## Begin Supplied information

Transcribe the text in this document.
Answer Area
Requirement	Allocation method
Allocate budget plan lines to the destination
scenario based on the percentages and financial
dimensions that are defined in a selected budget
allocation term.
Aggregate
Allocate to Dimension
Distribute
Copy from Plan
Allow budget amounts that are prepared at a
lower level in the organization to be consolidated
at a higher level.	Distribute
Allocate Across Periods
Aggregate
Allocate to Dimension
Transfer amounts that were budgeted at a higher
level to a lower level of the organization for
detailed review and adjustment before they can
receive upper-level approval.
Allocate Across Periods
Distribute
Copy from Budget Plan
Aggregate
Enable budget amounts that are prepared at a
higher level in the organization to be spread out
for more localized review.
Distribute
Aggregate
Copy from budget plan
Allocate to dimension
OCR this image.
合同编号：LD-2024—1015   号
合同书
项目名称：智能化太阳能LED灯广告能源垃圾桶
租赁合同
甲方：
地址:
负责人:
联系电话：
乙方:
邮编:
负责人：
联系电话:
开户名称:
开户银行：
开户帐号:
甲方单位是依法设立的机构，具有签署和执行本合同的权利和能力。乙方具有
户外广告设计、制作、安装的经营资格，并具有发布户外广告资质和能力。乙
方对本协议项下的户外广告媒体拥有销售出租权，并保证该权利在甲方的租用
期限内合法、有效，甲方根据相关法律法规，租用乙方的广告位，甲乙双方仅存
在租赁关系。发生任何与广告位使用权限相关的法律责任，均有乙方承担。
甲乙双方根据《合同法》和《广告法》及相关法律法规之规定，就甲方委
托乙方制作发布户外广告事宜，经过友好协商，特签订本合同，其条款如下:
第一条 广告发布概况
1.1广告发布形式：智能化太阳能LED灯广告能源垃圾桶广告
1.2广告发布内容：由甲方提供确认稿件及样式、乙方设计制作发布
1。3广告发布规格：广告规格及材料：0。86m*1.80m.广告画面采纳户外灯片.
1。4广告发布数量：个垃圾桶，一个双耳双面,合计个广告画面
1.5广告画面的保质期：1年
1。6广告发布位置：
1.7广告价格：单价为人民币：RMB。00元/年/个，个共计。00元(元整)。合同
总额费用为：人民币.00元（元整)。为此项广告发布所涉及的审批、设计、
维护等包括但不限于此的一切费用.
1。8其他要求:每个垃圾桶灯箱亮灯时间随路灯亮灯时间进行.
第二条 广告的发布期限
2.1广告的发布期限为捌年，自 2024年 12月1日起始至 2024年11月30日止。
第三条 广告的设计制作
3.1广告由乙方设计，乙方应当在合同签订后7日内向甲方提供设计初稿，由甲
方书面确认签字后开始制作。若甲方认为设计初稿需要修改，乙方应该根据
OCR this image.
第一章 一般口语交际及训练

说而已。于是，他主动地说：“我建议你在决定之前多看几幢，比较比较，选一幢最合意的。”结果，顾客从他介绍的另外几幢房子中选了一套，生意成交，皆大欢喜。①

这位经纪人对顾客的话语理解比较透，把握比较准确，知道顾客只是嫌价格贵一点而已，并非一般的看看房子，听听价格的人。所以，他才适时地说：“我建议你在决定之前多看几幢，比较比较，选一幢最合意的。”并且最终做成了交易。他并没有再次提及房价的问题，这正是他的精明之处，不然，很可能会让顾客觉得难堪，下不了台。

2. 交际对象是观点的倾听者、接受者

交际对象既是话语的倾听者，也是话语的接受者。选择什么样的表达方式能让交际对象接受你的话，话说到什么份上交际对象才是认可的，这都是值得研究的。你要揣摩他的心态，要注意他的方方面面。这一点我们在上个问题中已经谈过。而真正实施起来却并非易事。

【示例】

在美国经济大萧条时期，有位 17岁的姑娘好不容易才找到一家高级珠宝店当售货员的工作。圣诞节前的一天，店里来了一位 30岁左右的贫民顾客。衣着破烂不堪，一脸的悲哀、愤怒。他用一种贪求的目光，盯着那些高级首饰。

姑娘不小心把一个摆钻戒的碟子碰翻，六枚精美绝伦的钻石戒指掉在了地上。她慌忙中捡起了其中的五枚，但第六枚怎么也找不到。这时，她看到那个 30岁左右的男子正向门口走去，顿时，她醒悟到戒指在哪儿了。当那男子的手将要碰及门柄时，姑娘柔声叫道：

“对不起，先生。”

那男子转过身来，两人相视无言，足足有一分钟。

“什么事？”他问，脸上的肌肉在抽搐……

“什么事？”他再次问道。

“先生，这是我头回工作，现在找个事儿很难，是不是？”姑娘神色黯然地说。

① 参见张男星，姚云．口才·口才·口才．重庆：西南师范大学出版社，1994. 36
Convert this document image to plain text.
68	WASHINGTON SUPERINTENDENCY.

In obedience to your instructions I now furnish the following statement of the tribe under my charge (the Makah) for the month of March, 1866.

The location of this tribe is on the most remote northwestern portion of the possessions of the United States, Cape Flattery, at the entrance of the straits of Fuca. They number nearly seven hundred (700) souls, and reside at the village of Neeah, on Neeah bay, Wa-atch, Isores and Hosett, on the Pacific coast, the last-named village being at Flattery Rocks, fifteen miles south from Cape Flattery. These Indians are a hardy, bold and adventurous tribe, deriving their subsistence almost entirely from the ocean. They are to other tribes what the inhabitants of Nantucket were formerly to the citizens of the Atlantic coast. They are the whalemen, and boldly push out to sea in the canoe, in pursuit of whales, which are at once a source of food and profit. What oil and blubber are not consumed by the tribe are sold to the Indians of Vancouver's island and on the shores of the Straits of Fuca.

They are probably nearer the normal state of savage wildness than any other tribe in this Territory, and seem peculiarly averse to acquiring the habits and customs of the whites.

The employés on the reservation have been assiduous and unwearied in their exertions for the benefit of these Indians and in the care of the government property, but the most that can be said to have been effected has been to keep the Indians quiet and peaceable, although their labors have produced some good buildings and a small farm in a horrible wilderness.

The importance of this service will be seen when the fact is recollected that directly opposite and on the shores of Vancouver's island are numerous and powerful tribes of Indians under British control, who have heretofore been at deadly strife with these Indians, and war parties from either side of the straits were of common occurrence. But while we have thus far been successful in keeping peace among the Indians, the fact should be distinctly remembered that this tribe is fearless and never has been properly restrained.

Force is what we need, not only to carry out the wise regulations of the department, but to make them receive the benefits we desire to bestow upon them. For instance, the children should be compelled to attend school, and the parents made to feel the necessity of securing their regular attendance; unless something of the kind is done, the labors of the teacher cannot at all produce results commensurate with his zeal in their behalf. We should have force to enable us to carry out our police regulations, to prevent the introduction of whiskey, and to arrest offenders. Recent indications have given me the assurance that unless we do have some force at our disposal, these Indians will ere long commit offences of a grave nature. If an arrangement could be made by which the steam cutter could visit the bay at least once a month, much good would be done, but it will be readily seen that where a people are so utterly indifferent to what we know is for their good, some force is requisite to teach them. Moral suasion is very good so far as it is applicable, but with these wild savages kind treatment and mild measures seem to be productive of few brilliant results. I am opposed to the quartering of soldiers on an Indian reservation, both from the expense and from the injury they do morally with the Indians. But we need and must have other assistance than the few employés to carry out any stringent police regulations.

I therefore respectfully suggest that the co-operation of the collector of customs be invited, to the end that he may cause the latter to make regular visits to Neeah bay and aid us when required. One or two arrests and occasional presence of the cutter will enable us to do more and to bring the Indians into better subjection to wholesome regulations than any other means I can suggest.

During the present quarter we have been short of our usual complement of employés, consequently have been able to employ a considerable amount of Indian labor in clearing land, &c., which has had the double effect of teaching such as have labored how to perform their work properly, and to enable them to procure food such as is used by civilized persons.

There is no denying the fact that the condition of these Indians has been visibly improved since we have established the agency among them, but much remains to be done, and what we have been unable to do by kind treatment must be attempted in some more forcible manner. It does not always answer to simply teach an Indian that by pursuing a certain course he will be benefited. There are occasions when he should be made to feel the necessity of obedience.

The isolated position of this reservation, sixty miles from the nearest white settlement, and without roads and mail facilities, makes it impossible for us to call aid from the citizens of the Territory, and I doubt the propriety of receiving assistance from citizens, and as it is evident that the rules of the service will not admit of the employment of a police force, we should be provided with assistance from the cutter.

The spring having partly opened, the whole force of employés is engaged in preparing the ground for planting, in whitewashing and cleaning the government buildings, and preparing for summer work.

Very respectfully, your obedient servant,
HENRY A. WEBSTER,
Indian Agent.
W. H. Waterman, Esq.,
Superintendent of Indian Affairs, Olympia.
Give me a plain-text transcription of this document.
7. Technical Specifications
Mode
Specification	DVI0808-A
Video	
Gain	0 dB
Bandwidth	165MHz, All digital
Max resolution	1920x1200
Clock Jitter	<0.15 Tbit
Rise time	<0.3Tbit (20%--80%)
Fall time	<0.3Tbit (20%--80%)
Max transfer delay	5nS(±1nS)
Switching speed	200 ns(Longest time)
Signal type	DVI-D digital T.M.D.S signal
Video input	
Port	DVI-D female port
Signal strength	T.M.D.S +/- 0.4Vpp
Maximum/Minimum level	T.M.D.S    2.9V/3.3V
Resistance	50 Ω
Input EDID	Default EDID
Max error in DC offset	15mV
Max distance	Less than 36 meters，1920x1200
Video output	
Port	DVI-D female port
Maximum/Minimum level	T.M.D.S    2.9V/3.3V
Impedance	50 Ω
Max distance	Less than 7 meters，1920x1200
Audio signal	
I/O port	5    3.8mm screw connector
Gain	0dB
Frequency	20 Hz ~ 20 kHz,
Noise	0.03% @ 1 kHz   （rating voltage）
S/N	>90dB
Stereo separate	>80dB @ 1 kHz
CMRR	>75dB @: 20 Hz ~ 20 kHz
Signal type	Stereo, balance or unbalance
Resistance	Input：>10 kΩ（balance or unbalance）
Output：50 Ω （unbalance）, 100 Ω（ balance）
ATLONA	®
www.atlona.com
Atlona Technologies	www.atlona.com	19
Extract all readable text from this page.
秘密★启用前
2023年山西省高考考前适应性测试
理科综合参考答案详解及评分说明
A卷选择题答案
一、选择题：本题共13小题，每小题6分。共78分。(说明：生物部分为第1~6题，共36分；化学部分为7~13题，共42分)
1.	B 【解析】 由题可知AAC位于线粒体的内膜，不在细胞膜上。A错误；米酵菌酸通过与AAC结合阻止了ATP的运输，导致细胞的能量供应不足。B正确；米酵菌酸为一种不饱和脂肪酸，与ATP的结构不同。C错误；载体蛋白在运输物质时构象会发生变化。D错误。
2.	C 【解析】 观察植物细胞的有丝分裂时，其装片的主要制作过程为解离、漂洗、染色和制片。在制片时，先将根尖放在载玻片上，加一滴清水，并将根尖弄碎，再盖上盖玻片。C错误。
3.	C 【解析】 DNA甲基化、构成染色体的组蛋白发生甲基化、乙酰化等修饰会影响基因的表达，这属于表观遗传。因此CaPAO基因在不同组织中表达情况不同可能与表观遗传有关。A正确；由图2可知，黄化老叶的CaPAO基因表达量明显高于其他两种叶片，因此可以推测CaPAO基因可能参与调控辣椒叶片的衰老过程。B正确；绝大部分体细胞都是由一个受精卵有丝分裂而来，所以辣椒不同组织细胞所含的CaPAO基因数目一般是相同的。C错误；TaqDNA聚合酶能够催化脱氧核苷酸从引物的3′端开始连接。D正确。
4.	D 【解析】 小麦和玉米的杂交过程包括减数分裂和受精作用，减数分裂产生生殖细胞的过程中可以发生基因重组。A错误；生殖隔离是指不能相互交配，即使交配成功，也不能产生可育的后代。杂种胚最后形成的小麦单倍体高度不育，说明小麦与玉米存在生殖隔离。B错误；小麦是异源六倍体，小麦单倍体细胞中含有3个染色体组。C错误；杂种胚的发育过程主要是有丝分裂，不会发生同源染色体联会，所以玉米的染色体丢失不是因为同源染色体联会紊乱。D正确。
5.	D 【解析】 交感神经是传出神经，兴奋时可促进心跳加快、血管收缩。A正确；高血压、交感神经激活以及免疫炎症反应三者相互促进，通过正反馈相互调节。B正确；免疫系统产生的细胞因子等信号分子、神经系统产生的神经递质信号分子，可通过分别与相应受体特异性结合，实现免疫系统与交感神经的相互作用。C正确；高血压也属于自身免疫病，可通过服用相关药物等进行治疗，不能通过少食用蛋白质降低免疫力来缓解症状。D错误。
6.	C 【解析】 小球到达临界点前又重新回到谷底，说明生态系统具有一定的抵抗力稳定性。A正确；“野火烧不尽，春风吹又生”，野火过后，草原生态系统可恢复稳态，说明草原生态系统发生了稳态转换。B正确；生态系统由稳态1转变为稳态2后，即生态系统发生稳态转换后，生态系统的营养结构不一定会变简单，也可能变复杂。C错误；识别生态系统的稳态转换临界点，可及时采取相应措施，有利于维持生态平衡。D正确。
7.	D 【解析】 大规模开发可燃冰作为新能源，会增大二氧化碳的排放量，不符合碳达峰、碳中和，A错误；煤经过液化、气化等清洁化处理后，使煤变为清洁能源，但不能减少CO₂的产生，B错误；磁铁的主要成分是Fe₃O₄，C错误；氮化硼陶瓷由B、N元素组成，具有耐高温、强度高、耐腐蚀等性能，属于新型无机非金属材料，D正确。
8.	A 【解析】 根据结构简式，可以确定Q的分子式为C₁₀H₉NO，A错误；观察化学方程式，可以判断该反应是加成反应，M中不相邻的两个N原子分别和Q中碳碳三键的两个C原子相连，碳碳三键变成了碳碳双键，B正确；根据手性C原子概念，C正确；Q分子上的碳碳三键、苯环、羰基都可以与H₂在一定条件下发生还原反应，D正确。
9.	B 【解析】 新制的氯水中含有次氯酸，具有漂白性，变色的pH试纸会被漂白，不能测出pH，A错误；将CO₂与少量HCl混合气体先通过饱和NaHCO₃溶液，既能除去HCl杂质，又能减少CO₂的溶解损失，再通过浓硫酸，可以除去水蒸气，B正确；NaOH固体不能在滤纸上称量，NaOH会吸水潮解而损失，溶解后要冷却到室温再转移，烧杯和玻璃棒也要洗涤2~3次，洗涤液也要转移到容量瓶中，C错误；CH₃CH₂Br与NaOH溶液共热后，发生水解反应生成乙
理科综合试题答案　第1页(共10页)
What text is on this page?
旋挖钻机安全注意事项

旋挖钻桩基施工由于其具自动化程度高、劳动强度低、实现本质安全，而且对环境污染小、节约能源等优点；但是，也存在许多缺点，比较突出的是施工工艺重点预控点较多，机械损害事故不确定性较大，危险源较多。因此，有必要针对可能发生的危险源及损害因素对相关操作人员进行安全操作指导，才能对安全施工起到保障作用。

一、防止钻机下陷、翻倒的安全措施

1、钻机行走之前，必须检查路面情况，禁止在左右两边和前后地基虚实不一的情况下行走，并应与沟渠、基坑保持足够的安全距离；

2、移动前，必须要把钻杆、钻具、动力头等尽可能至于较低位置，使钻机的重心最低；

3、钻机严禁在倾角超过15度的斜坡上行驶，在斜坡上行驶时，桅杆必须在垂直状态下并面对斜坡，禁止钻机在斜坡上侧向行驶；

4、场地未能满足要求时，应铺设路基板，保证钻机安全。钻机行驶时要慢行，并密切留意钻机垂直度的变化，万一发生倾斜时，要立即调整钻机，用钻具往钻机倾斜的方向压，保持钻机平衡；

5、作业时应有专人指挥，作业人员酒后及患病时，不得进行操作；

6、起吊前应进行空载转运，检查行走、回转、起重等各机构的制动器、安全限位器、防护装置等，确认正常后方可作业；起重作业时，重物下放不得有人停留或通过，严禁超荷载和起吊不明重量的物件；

## End Supplied information

Problem requirements: Report all lines of the data that include the word "type".

Task output:
Signal type	DVI-D digital T.M.D.S signal
Signal type	Stereo, balance or unbalance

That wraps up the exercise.